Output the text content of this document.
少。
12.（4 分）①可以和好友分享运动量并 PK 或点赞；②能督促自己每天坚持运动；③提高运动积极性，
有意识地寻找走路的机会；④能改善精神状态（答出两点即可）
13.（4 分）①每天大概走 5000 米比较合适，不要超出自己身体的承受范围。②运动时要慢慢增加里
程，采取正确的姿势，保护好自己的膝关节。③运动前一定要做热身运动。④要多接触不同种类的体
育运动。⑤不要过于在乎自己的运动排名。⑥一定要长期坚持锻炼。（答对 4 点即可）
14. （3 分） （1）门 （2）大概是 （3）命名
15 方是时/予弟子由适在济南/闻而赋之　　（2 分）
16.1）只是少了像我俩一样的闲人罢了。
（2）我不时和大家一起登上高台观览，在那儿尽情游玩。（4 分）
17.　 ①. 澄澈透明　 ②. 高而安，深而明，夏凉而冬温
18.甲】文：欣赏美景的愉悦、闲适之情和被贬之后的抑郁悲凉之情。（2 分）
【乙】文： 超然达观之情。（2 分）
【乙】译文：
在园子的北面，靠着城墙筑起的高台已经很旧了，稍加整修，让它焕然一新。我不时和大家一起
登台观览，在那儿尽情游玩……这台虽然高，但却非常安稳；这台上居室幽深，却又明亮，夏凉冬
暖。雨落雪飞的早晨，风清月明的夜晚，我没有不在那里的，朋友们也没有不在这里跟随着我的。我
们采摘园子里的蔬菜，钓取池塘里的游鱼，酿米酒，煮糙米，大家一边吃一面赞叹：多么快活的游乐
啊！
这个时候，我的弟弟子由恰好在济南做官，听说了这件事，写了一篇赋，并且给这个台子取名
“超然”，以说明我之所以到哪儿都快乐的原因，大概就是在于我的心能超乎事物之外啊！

···

» STATED EXERCISE: Locate the string "在那儿尽情游玩" in the listing above and copy every line where it occurs.

» ANSWER BELOW:
（2）我不时和大家一起登上高台观览，在那儿尽情游玩。（4 分）
登台观览，在那儿尽情游玩……这台虽然高，但却非常安稳；这台上居室幽深，却又明亮，夏凉冬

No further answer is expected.